-- Start RECORD SET --

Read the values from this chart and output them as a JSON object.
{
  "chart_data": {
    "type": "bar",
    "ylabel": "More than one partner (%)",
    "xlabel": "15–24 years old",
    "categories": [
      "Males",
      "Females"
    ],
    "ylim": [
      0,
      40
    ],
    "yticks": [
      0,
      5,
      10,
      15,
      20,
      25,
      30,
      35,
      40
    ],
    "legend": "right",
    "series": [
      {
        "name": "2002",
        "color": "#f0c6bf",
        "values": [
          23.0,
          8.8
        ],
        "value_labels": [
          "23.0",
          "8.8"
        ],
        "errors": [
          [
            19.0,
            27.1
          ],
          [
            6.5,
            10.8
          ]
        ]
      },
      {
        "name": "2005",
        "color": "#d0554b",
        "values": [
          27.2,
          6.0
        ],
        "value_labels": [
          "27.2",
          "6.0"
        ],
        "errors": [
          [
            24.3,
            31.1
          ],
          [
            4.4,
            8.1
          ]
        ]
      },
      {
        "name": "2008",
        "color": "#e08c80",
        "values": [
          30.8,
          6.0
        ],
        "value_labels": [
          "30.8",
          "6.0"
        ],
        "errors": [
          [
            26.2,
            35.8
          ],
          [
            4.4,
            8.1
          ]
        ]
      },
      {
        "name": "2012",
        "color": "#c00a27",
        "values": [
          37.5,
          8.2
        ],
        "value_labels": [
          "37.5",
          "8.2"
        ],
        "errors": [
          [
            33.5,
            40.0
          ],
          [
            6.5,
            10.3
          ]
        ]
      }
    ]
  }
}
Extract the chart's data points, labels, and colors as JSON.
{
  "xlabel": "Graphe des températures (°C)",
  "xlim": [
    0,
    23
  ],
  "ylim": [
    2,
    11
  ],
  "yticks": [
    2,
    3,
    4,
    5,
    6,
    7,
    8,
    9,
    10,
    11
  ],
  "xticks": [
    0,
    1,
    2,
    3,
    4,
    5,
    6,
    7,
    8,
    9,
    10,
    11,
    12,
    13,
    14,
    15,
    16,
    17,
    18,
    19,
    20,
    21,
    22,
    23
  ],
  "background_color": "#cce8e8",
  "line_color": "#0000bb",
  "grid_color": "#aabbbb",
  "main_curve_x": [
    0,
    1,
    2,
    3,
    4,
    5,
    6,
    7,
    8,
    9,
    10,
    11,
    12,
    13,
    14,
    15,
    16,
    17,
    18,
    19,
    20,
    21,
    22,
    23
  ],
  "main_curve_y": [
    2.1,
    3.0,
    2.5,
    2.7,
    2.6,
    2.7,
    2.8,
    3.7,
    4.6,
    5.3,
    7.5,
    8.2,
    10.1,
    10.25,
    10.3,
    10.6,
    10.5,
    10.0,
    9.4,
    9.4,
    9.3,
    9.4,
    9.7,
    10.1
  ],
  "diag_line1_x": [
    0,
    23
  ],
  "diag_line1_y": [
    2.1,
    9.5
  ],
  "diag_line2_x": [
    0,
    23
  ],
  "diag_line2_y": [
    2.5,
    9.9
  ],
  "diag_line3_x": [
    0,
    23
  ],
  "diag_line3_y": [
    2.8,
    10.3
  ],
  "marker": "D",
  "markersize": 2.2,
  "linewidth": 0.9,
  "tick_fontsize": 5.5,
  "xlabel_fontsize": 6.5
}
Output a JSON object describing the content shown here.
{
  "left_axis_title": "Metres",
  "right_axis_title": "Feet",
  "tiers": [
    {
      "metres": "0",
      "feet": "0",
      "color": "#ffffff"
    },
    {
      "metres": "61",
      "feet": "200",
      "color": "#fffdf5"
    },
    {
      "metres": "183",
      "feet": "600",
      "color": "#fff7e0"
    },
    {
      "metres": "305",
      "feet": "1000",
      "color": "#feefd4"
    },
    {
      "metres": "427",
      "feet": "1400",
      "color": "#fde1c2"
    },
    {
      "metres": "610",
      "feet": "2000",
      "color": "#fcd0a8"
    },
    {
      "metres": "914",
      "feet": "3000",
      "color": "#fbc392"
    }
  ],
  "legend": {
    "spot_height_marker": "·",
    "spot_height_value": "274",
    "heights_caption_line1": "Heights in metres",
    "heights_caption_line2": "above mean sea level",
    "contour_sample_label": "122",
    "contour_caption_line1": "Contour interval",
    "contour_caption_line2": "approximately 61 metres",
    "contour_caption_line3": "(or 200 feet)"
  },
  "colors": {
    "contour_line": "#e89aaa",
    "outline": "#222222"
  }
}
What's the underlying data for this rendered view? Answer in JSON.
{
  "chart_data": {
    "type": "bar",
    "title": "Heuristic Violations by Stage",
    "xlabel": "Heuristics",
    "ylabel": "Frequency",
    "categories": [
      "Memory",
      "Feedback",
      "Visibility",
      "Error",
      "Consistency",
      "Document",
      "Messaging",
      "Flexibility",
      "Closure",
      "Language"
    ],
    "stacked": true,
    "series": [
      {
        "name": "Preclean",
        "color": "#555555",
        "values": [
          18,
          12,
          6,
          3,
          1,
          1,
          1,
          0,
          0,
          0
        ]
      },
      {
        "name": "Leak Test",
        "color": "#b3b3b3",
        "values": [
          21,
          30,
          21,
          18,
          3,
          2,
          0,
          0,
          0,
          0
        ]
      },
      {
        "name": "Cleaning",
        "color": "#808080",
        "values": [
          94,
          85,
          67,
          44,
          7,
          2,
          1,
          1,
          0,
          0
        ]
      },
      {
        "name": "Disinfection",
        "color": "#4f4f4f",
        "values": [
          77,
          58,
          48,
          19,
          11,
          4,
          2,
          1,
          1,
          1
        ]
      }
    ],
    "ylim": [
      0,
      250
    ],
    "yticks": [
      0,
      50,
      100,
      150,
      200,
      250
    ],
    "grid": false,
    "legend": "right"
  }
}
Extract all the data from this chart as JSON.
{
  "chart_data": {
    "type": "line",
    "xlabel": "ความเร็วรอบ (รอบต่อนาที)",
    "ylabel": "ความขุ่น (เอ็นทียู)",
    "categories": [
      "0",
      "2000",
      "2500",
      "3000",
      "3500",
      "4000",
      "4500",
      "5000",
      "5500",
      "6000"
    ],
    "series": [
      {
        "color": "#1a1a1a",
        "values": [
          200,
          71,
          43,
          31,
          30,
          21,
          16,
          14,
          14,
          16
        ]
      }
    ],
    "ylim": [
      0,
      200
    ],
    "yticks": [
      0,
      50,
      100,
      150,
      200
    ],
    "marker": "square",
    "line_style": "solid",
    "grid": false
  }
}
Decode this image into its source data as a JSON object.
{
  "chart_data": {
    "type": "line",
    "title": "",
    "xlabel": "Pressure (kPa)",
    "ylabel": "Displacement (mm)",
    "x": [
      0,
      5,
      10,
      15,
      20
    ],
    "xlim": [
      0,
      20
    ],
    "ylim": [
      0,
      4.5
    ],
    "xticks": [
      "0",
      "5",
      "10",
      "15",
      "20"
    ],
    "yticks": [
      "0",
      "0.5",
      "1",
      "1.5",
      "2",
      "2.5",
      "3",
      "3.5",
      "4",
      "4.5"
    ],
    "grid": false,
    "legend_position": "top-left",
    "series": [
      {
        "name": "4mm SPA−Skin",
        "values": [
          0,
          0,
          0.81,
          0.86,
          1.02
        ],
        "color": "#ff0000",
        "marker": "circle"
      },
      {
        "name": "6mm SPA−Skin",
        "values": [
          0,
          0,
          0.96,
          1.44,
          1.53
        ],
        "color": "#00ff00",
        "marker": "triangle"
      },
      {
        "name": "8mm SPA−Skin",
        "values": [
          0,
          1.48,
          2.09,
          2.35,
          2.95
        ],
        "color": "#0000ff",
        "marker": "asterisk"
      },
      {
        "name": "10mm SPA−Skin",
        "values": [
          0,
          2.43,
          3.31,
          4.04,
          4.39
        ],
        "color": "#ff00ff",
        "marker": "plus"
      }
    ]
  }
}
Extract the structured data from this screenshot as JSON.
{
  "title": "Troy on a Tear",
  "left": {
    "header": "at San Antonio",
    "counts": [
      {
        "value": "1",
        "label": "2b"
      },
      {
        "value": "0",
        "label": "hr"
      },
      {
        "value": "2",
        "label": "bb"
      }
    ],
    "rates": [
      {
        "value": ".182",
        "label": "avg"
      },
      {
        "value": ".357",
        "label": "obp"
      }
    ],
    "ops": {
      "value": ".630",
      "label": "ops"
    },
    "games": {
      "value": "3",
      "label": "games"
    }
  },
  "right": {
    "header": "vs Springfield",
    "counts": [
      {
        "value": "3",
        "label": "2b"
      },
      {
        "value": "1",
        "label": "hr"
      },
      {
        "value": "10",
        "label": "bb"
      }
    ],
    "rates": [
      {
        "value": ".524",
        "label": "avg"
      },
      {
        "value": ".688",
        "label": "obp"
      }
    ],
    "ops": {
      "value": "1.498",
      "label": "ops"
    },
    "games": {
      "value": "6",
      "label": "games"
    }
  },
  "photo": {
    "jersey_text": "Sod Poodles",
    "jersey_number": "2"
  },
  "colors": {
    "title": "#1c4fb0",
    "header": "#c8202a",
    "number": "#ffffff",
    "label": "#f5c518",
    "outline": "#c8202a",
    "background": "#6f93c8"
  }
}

-- End RECORD SET --

Say how many lines hold the word "Extract", giving the number and nothing else.

◆ FINISHED TASK ◆
3